▶ [TASK REQUIREMENTS]: Answer with the number of lines in the listing below that contain the word "beautiful", and nothing else.

— BEGIN RECORD EXCERPTS —

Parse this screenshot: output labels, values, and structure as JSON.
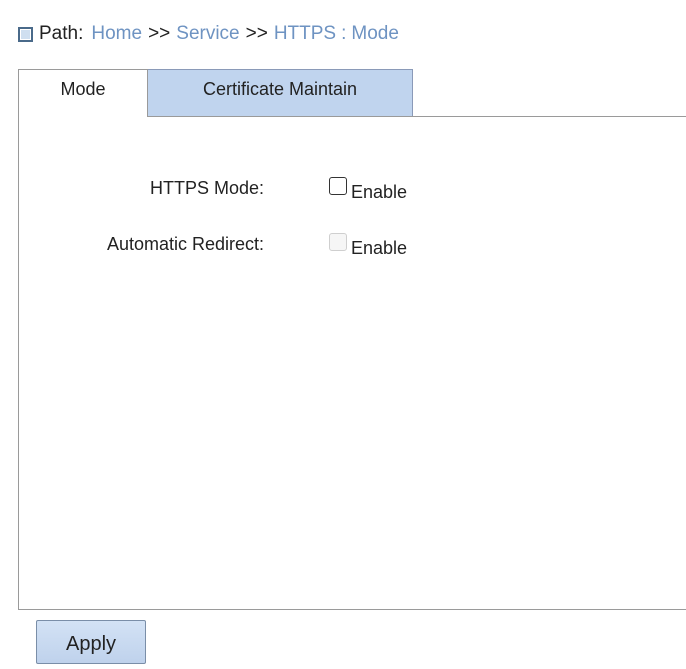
{
  "breadcrumb": {
    "icon": "square-icon",
    "label": "Path:",
    "items": [
      "Home",
      "Service",
      "HTTPS"
    ],
    "separator": ">>",
    "colon": ":",
    "current": "Mode",
    "link_color": "#6e93c2"
  },
  "tabs": [
    {
      "label": "Mode",
      "active": true
    },
    {
      "label": "Certificate Maintain",
      "active": false
    }
  ],
  "tab_inactive_color": "#c0d4ee",
  "form": {
    "https_mode": {
      "label": "HTTPS Mode:",
      "checkbox_label": "Enable",
      "checked": false,
      "disabled": false
    },
    "auto_redirect": {
      "label": "Automatic Redirect:",
      "checkbox_label": "Enable",
      "checked": false,
      "disabled": true
    }
  },
  "actions": {
    "apply_label": "Apply",
    "button_color": "#c8d9f0"
  }
}
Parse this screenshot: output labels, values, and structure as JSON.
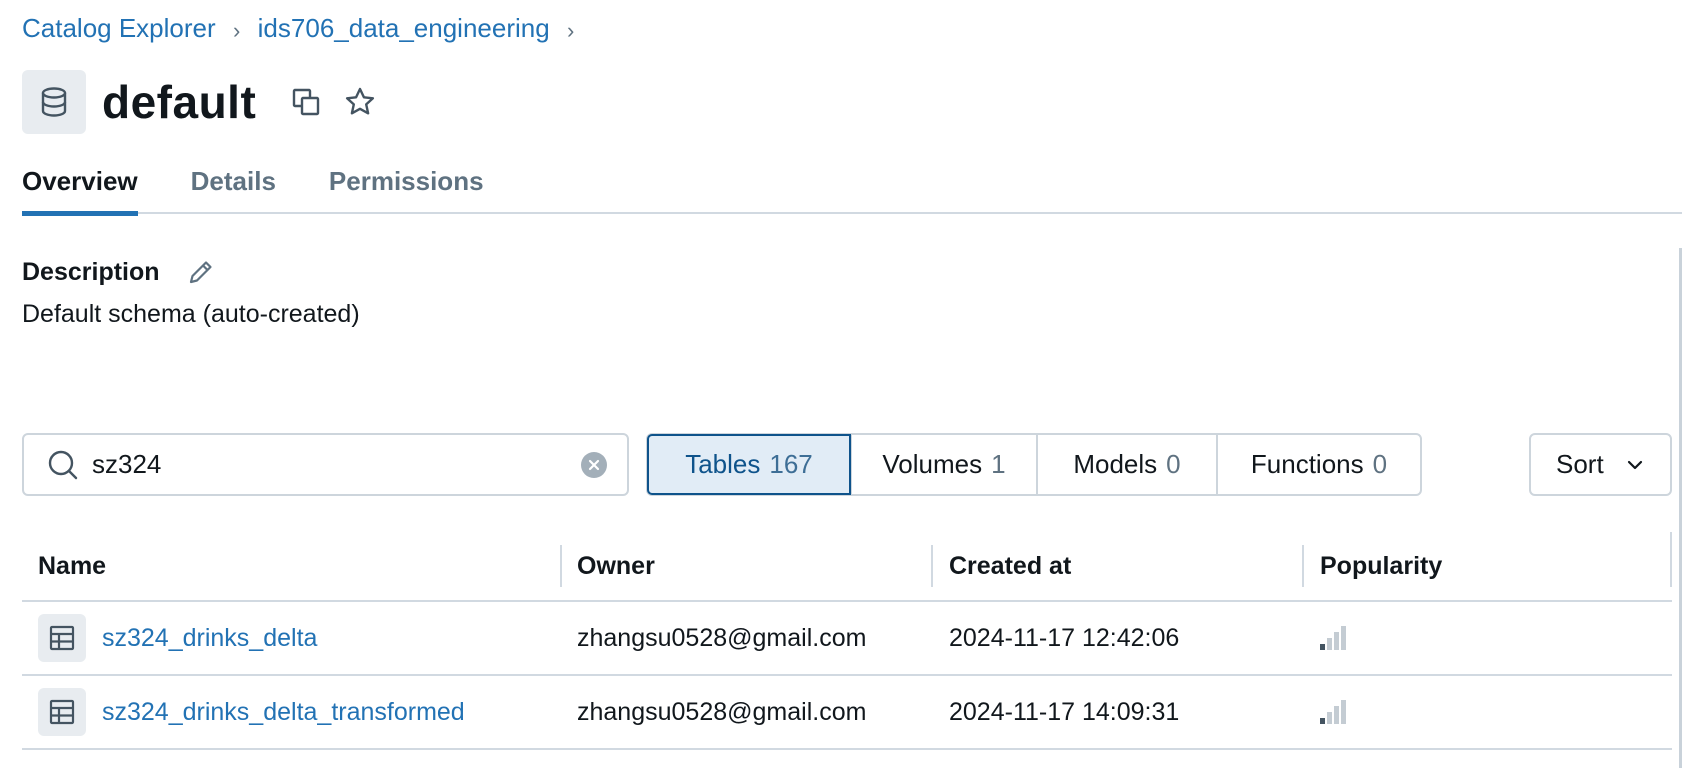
{
  "breadcrumb": {
    "items": [
      "Catalog Explorer",
      "ids706_data_engineering"
    ]
  },
  "header": {
    "title": "default",
    "icon": "database-icon",
    "actions": [
      "copy-icon",
      "star-icon"
    ]
  },
  "tabs": [
    {
      "label": "Overview",
      "active": true
    },
    {
      "label": "Details",
      "active": false
    },
    {
      "label": "Permissions",
      "active": false
    }
  ],
  "description": {
    "heading": "Description",
    "text": "Default schema (auto-created)"
  },
  "search": {
    "value": "sz324",
    "placeholder": ""
  },
  "filters": [
    {
      "label": "Tables",
      "count": "167",
      "active": true
    },
    {
      "label": "Volumes",
      "count": "1",
      "active": false
    },
    {
      "label": "Models",
      "count": "0",
      "active": false
    },
    {
      "label": "Functions",
      "count": "0",
      "active": false
    }
  ],
  "sort": {
    "label": "Sort"
  },
  "table": {
    "columns": [
      "Name",
      "Owner",
      "Created at",
      "Popularity"
    ],
    "rows": [
      {
        "name": "sz324_drinks_delta",
        "owner": "zhangsu0528@gmail.com",
        "created_at": "2024-11-17 12:42:06",
        "popularity": 1
      },
      {
        "name": "sz324_drinks_delta_transformed",
        "owner": "zhangsu0528@gmail.com",
        "created_at": "2024-11-17 14:09:31",
        "popularity": 1
      }
    ]
  },
  "colors": {
    "link": "#2272b4",
    "accent": "#0e538b",
    "active_bg": "#e1ecf6",
    "border": "#cdd5dc",
    "muted": "#5f7281"
  }
}
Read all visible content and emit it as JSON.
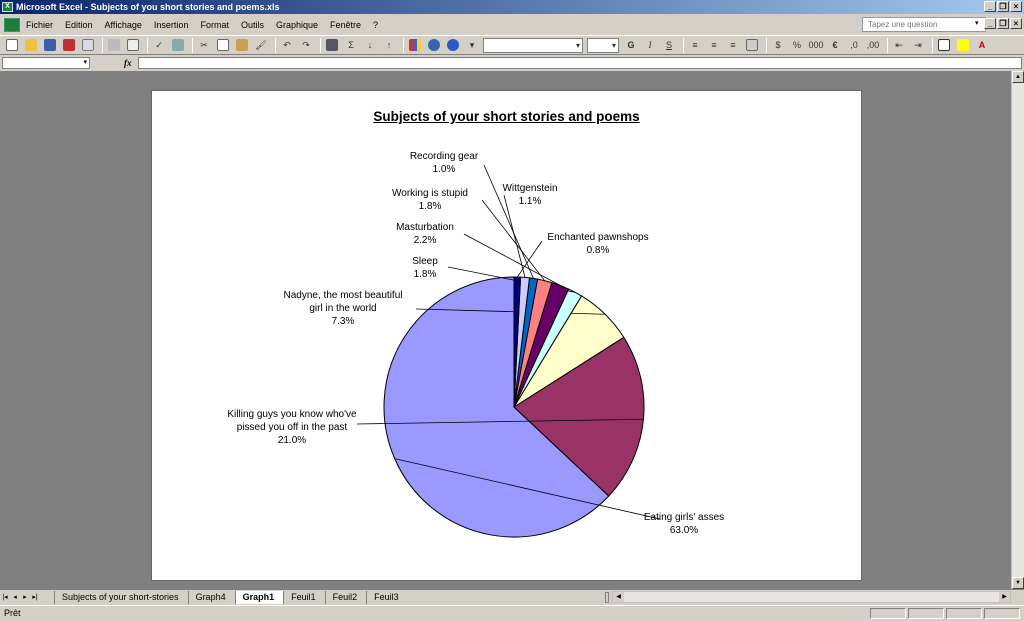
{
  "window": {
    "title": "Microsoft Excel - Subjects of you short stories and poems.xls"
  },
  "menu": {
    "items": [
      "Fichier",
      "Edition",
      "Affichage",
      "Insertion",
      "Format",
      "Outils",
      "Graphique",
      "Fenêtre",
      "?"
    ],
    "help_placeholder": "Tapez une question",
    "close_tooltip": "Close"
  },
  "formula": {
    "fx_label": "fx"
  },
  "chart": {
    "title": "Subjects of your short stories and poems"
  },
  "chart_data": {
    "type": "pie",
    "title": "Subjects of your short stories and poems",
    "slices": [
      {
        "label": "Eating girls' asses",
        "pct": "63.0%",
        "value": 63.0,
        "color": "#9999ff"
      },
      {
        "label": "Killing guys you know who've pissed you off in the past",
        "pct": "21.0%",
        "value": 21.0,
        "color": "#993366"
      },
      {
        "label": "Nadyne, the most beautiful girl in the world",
        "pct": "7.3%",
        "value": 7.3,
        "color": "#ffffcc"
      },
      {
        "label": "Sleep",
        "pct": "1.8%",
        "value": 1.8,
        "color": "#ccffff"
      },
      {
        "label": "Masturbation",
        "pct": "2.2%",
        "value": 2.2,
        "color": "#660066"
      },
      {
        "label": "Working is stupid",
        "pct": "1.8%",
        "value": 1.8,
        "color": "#ff8080"
      },
      {
        "label": "Recording gear",
        "pct": "1.0%",
        "value": 1.0,
        "color": "#0066cc"
      },
      {
        "label": "Wittgenstein",
        "pct": "1.1%",
        "value": 1.1,
        "color": "#ccccff"
      },
      {
        "label": "Enchanted  pawnshops",
        "pct": "0.8%",
        "value": 0.8,
        "color": "#000080"
      }
    ]
  },
  "labels": {
    "eating": {
      "line1": "Eating girls' asses",
      "pct": "63.0%"
    },
    "killing": {
      "line1": "Killing guys you know who've",
      "line2": "pissed you off in the past",
      "pct": "21.0%"
    },
    "nadyne": {
      "line1": "Nadyne, the most beautiful",
      "line2": "girl in the world",
      "pct": "7.3%"
    },
    "sleep": {
      "line1": "Sleep",
      "pct": "1.8%"
    },
    "masturbation": {
      "line1": "Masturbation",
      "pct": "2.2%"
    },
    "working": {
      "line1": "Working is stupid",
      "pct": "1.8%"
    },
    "recording": {
      "line1": "Recording gear",
      "pct": "1.0%"
    },
    "wittgenstein": {
      "line1": "Wittgenstein",
      "pct": "1.1%"
    },
    "pawnshops": {
      "line1": "Enchanted  pawnshops",
      "pct": "0.8%"
    }
  },
  "tabs": [
    "Subjects of your short-stories",
    "Graph4",
    "Graph1",
    "Feuil1",
    "Feuil2",
    "Feuil3"
  ],
  "active_tab": "Graph1",
  "status": {
    "text": "Prêt"
  }
}
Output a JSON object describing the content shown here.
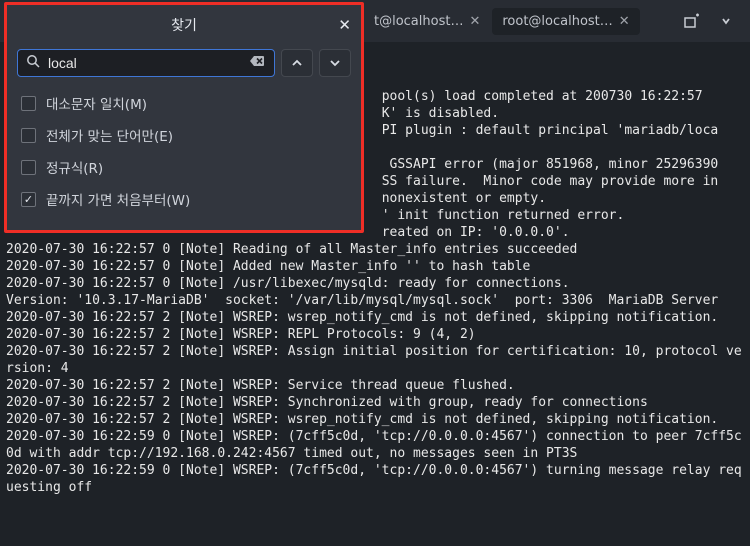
{
  "tabs": [
    {
      "label": "t@localhost…"
    },
    {
      "label": "root@localhost…"
    }
  ],
  "find": {
    "title": "찾기",
    "search_value": "local",
    "opts": {
      "case": "대소문자 일치(M)",
      "whole": "전체가 맞는 단어만(E)",
      "regex": "정규식(R)",
      "wrap": "끝까지 가면 처음부터(W)"
    }
  },
  "terminal": ") buffer pool(s) from /var/lib/mysql/ib_buff\n\n                                                pool(s) load completed at 200730 16:22:57\n                                                K' is disabled.\n                                                PI plugin : default principal 'mariadb/loca\n\n                                                 GSSAPI error (major 851968, minor 25296390\n                                                SS failure.  Minor code may provide more in\n                                                nonexistent or empty.\n                                                ' init function returned error.\n                                                reated on IP: '0.0.0.0'.\n2020-07-30 16:22:57 0 [Note] Reading of all Master_info entries succeeded\n2020-07-30 16:22:57 0 [Note] Added new Master_info '' to hash table\n2020-07-30 16:22:57 0 [Note] /usr/libexec/mysqld: ready for connections.\nVersion: '10.3.17-MariaDB'  socket: '/var/lib/mysql/mysql.sock'  port: 3306  MariaDB Server\n2020-07-30 16:22:57 2 [Note] WSREP: wsrep_notify_cmd is not defined, skipping notification.\n2020-07-30 16:22:57 2 [Note] WSREP: REPL Protocols: 9 (4, 2)\n2020-07-30 16:22:57 2 [Note] WSREP: Assign initial position for certification: 10, protocol version: 4\n2020-07-30 16:22:57 2 [Note] WSREP: Service thread queue flushed.\n2020-07-30 16:22:57 2 [Note] WSREP: Synchronized with group, ready for connections\n2020-07-30 16:22:57 2 [Note] WSREP: wsrep_notify_cmd is not defined, skipping notification.\n2020-07-30 16:22:59 0 [Note] WSREP: (7cff5c0d, 'tcp://0.0.0.0:4567') connection to peer 7cff5c0d with addr tcp://192.168.0.242:4567 timed out, no messages seen in PT3S\n2020-07-30 16:22:59 0 [Note] WSREP: (7cff5c0d, 'tcp://0.0.0.0:4567') turning message relay requesting off"
}
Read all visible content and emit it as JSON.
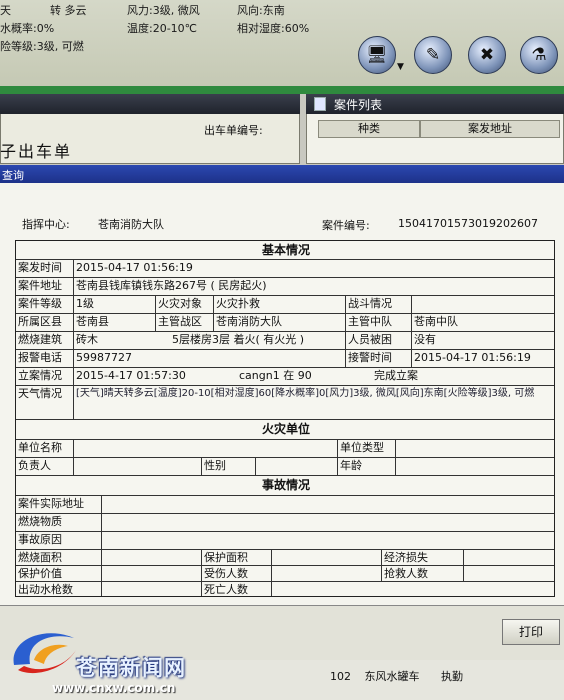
{
  "weather": {
    "sky": "天",
    "sky_change": "转 多云",
    "wind_force": "风力:3级, 微风",
    "wind_direction": "风向:东南",
    "rain_prob": "水概率:0%",
    "temperature": "温度:20-10℃",
    "humidity": "相对湿度:60%",
    "fire_risk": "险等级:3级, 可燃"
  },
  "left_panel": {
    "dispatch_no_label": "出车单编号:",
    "form_title": "子出车单"
  },
  "case_list": {
    "title": "案件列表",
    "columns": [
      "种类",
      "案发地址"
    ]
  },
  "dialog": {
    "title": "查询",
    "center_label": "指挥中心:",
    "center_value": "苍南消防大队",
    "case_no_label": "案件编号:",
    "case_no_value": "15041701573019202607"
  },
  "form": {
    "basic_title": "基本情况",
    "time_label": "案发时间",
    "time_value": "2015-04-17 01:56:19",
    "address_label": "案件地址",
    "address_value": "苍南县钱库镇钱东路267号 ( 民房起火)",
    "grade_label": "案件等级",
    "grade_value": "1级",
    "fire_object_label": "火灾对象",
    "fire_object_value": "火灾扑救",
    "battle_label": "战斗情况",
    "battle_value": "",
    "county_label": "所属区县",
    "county_value": "苍南县",
    "zone_label": "主管战区",
    "zone_value": "苍南消防大队",
    "squad_label": "主管中队",
    "squad_value": "苍南中队",
    "building_label": "燃烧建筑",
    "building_value": "砖木",
    "building_desc": "5层楼房3层  着火( 有火光 )",
    "trapped_label": "人员被困",
    "trapped_value": "没有",
    "phone_label": "报警电话",
    "phone_value": "59987727",
    "alarm_time_label": "接警时间",
    "alarm_time_value": "2015-04-17 01:56:19",
    "filing_label": "立案情况",
    "filing_time": "2015-4-17  01:57:30",
    "filing_user": "cangn1 在 90",
    "filing_status": "完成立案",
    "weather_label": "天气情况",
    "weather_value": "[天气]晴天转多云[温度]20-10[相对湿度]60[降水概率]0[风力]3级, 微风[风向]东南[火险等级]3级, 可燃",
    "unit_title": "火灾单位",
    "unit_name_label": "单位名称",
    "unit_type_label": "单位类型",
    "person_label": "负责人",
    "gender_label": "性别",
    "age_label": "年龄",
    "accident_title": "事故情况",
    "actual_address_label": "案件实际地址",
    "burn_material_label": "燃烧物质",
    "cause_label": "事故原因",
    "burn_area_label": "燃烧面积",
    "protect_area_label": "保护面积",
    "econ_loss_label": "经济损失",
    "protect_value_label": "保护价值",
    "injured_label": "受伤人数",
    "rescued_label": "抢救人数",
    "nozzle_label": "出动水枪数",
    "death_label": "死亡人数"
  },
  "footer": {
    "print_label": "打印",
    "list_no": "102",
    "list_vehicle": "东风水罐车",
    "list_status": "执勤"
  },
  "watermark": {
    "site_name": "苍南新闻网",
    "url": "www.cnxw.com.cn"
  },
  "icons": {
    "toolbar": [
      "monitor-icon",
      "pen-icon",
      "tools-icon",
      "bottles-icon"
    ]
  }
}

— END RECORD EXCERPTS —

▶ [EXERCISE OUTPUT]: 2